── DATA IN THIS EXERCISE ──
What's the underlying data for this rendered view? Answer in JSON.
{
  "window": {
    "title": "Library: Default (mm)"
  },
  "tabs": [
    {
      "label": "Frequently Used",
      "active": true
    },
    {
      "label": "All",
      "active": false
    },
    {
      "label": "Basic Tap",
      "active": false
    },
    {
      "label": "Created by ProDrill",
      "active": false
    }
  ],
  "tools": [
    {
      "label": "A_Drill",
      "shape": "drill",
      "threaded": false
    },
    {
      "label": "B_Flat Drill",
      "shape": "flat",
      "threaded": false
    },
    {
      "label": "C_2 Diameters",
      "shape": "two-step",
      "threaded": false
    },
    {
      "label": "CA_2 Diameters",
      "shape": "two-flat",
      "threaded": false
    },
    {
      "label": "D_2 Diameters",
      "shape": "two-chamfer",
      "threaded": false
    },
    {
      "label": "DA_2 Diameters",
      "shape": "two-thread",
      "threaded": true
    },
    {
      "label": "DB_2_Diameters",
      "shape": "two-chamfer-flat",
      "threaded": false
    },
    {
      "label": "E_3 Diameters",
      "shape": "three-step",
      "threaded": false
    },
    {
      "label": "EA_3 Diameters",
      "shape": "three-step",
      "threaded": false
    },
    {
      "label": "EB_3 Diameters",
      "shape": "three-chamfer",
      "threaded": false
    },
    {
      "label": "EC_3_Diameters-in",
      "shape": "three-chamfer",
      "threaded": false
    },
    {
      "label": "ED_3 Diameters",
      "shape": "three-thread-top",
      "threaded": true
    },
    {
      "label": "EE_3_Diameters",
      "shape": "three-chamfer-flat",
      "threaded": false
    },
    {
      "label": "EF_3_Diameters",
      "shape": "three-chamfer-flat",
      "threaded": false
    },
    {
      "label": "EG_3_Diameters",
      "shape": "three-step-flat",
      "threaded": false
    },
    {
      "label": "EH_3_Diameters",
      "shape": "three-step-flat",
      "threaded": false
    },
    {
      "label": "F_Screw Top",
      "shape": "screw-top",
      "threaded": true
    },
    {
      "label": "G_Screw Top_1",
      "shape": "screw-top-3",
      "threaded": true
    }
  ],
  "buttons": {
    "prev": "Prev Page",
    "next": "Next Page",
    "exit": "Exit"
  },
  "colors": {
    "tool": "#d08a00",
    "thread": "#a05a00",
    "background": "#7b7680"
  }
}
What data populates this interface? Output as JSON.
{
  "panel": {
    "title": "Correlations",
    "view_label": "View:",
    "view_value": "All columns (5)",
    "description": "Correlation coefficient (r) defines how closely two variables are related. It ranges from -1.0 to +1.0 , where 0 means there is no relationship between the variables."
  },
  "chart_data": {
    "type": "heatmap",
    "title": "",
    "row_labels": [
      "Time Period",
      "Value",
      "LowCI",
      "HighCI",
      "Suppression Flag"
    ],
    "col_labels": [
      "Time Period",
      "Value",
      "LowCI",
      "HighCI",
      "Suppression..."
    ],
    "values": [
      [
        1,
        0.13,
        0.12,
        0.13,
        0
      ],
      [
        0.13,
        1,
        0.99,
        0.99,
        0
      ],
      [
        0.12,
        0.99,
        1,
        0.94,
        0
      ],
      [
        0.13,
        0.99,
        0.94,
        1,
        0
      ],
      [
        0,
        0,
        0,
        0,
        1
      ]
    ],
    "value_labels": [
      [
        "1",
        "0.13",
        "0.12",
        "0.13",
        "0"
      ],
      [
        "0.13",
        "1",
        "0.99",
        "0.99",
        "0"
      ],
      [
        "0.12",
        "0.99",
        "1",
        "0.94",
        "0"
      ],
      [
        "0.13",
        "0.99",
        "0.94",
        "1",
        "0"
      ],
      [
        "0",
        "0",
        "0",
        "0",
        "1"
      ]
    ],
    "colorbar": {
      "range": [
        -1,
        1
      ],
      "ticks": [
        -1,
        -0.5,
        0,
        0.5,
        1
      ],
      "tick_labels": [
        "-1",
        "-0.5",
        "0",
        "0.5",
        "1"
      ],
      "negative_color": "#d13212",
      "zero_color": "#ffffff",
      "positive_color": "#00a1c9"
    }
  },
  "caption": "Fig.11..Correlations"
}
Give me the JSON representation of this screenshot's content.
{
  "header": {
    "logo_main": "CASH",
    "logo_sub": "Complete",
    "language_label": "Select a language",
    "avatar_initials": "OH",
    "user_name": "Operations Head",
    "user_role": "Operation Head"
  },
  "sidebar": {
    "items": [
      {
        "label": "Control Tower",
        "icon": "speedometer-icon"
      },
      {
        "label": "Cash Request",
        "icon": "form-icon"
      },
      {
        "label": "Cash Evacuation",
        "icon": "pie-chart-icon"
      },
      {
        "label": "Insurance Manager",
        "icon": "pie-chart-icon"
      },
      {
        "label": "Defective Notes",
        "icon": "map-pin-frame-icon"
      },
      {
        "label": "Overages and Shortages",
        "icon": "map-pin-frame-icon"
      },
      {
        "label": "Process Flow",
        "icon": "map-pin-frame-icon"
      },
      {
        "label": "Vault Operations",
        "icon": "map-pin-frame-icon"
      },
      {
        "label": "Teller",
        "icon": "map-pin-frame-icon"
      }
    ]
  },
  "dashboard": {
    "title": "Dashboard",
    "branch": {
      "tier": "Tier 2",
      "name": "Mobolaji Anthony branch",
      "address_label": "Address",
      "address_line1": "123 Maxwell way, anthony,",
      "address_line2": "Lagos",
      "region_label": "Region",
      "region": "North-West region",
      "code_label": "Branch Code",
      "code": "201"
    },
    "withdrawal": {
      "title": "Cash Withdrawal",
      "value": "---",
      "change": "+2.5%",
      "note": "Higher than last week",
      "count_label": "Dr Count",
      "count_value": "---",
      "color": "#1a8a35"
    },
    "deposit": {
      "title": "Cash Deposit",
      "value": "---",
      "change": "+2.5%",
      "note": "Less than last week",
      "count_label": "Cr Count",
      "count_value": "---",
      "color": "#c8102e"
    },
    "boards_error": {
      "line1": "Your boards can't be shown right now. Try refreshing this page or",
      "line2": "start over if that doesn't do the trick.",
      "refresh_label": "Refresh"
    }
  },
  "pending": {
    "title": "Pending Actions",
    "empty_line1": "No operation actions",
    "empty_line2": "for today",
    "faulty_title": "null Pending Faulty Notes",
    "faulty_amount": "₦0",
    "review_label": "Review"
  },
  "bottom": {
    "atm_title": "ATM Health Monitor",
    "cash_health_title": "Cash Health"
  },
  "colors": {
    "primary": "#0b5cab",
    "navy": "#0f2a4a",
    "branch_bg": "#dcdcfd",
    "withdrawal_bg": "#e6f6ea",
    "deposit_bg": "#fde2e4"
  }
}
───
- _REQUIREMENT_: Write out every line of the material again, exactly as it reads.

- _EXERCISE RESULT_:
What's the underlying data for this rendered view? Answer in JSON.
{
  "window": {
    "title": "Library: Default (mm)"
  },
  "tabs": [
    {
      "label": "Frequently Used",
      "active": true
    },
    {
      "label": "All",
      "active": false
    },
    {
      "label": "Basic Tap",
      "active": false
    },
    {
      "label": "Created by ProDrill",
      "active": false
    }
  ],
  "tools": [
    {
      "label": "A_Drill",
      "shape": "drill",
      "threaded": false
    },
    {
      "label": "B_Flat Drill",
      "shape": "flat",
      "threaded": false
    },
    {
      "label": "C_2 Diameters",
      "shape": "two-step",
      "threaded": false
    },
    {
      "label": "CA_2 Diameters",
      "shape": "two-flat",
      "threaded": false
    },
    {
      "label": "D_2 Diameters",
      "shape": "two-chamfer",
      "threaded": false
    },
    {
      "label": "DA_2 Diameters",
      "shape": "two-thread",
      "threaded": true
    },
    {
      "label": "DB_2_Diameters",
      "shape": "two-chamfer-flat",
      "threaded": false
    },
    {
      "label": "E_3 Diameters",
      "shape": "three-step",
      "threaded": false
    },
    {
      "label": "EA_3 Diameters",
      "shape": "three-step",
      "threaded": false
    },
    {
      "label": "EB_3 Diameters",
      "shape": "three-chamfer",
      "threaded": false
    },
    {
      "label": "EC_3_Diameters-in",
      "shape": "three-chamfer",
      "threaded": false
    },
    {
      "label": "ED_3 Diameters",
      "shape": "three-thread-top",
      "threaded": true
    },
    {
      "label": "EE_3_Diameters",
      "shape": "three-chamfer-flat",
      "threaded": false
    },
    {
      "label": "EF_3_Diameters",
      "shape": "three-chamfer-flat",
      "threaded": false
    },
    {
      "label": "EG_3_Diameters",
      "shape": "three-step-flat",
      "threaded": false
    },
    {
      "label": "EH_3_Diameters",
      "shape": "three-step-flat",
      "threaded": false
    },
    {
      "label": "F_Screw Top",
      "shape": "screw-top",
      "threaded": true
    },
    {
      "label": "G_Screw Top_1",
      "shape": "screw-top-3",
      "threaded": true
    }
  ],
  "buttons": {
    "prev": "Prev Page",
    "next": "Next Page",
    "exit": "Exit"
  },
  "colors": {
    "tool": "#d08a00",
    "thread": "#a05a00",
    "background": "#7b7680"
  }
}
What data populates this interface? Output as JSON.
{
  "panel": {
    "title": "Correlations",
    "view_label": "View:",
    "view_value": "All columns (5)",
    "description": "Correlation coefficient (r) defines how closely two variables are related. It ranges from -1.0 to +1.0 , where 0 means there is no relationship between the variables."
  },
  "chart_data": {
    "type": "heatmap",
    "title": "",
    "row_labels": [
      "Time Period",
      "Value",
      "LowCI",
      "HighCI",
      "Suppression Flag"
    ],
    "col_labels": [
      "Time Period",
      "Value",
      "LowCI",
      "HighCI",
      "Suppression..."
    ],
    "values": [
      [
        1,
        0.13,
        0.12,
        0.13,
        0
      ],
      [
        0.13,
        1,
        0.99,
        0.99,
        0
      ],
      [
        0.12,
        0.99,
        1,
        0.94,
        0
      ],
      [
        0.13,
        0.99,
        0.94,
        1,
        0
      ],
      [
        0,
        0,
        0,
        0,
        1
      ]
    ],
    "value_labels": [
      [
        "1",
        "0.13",
        "0.12",
        "0.13",
        "0"
      ],
      [
        "0.13",
        "1",
        "0.99",
        "0.99",
        "0"
      ],
      [
        "0.12",
        "0.99",
        "1",
        "0.94",
        "0"
      ],
      [
        "0.13",
        "0.99",
        "0.94",
        "1",
        "0"
      ],
      [
        "0",
        "0",
        "0",
        "0",
        "1"
      ]
    ],
    "colorbar": {
      "range": [
        -1,
        1
      ],
      "ticks": [
        -1,
        -0.5,
        0,
        0.5,
        1
      ],
      "tick_labels": [
        "-1",
        "-0.5",
        "0",
        "0.5",
        "1"
      ],
      "negative_color": "#d13212",
      "zero_color": "#ffffff",
      "positive_color": "#00a1c9"
    }
  },
  "caption": "Fig.11..Correlations"
}
Give me the JSON representation of this screenshot's content.
{
  "header": {
    "logo_main": "CASH",
    "logo_sub": "Complete",
    "language_label": "Select a language",
    "avatar_initials": "OH",
    "user_name": "Operations Head",
    "user_role": "Operation Head"
  },
  "sidebar": {
    "items": [
      {
        "label": "Control Tower",
        "icon": "speedometer-icon"
      },
      {
        "label": "Cash Request",
        "icon": "form-icon"
      },
      {
        "label": "Cash Evacuation",
        "icon": "pie-chart-icon"
      },
      {
        "label": "Insurance Manager",
        "icon": "pie-chart-icon"
      },
      {
        "label": "Defective Notes",
        "icon": "map-pin-frame-icon"
      },
      {
        "label": "Overages and Shortages",
        "icon": "map-pin-frame-icon"
      },
      {
        "label": "Process Flow",
        "icon": "map-pin-frame-icon"
      },
      {
        "label": "Vault Operations",
        "icon": "map-pin-frame-icon"
      },
      {
        "label": "Teller",
        "icon": "map-pin-frame-icon"
      }
    ]
  },
  "dashboard": {
    "title": "Dashboard",
    "branch": {
      "tier": "Tier 2",
      "name": "Mobolaji Anthony branch",
      "address_label": "Address",
      "address_line1": "123 Maxwell way, anthony,",
      "address_line2": "Lagos",
      "region_label": "Region",
      "region": "North-West region",
      "code_label": "Branch Code",
      "code": "201"
    },
    "withdrawal": {
      "title": "Cash Withdrawal",
      "value": "---",
      "change": "+2.5%",
      "note": "Higher than last week",
      "count_label": "Dr Count",
      "count_value": "---",
      "color": "#1a8a35"
    },
    "deposit": {
      "title": "Cash Deposit",
      "value": "---",
      "change": "+2.5%",
      "note": "Less than last week",
      "count_label": "Cr Count",
      "count_value": "---",
      "color": "#c8102e"
    },
    "boards_error": {
      "line1": "Your boards can't be shown right now. Try refreshing this page or",
      "line2": "start over if that doesn't do the trick.",
      "refresh_label": "Refresh"
    }
  },
  "pending": {
    "title": "Pending Actions",
    "empty_line1": "No operation actions",
    "empty_line2": "for today",
    "faulty_title": "null Pending Faulty Notes",
    "faulty_amount": "₦0",
    "review_label": "Review"
  },
  "bottom": {
    "atm_title": "ATM Health Monitor",
    "cash_health_title": "Cash Health"
  },
  "colors": {
    "primary": "#0b5cab",
    "navy": "#0f2a4a",
    "branch_bg": "#dcdcfd",
    "withdrawal_bg": "#e6f6ea",
    "deposit_bg": "#fde2e4"
  }
}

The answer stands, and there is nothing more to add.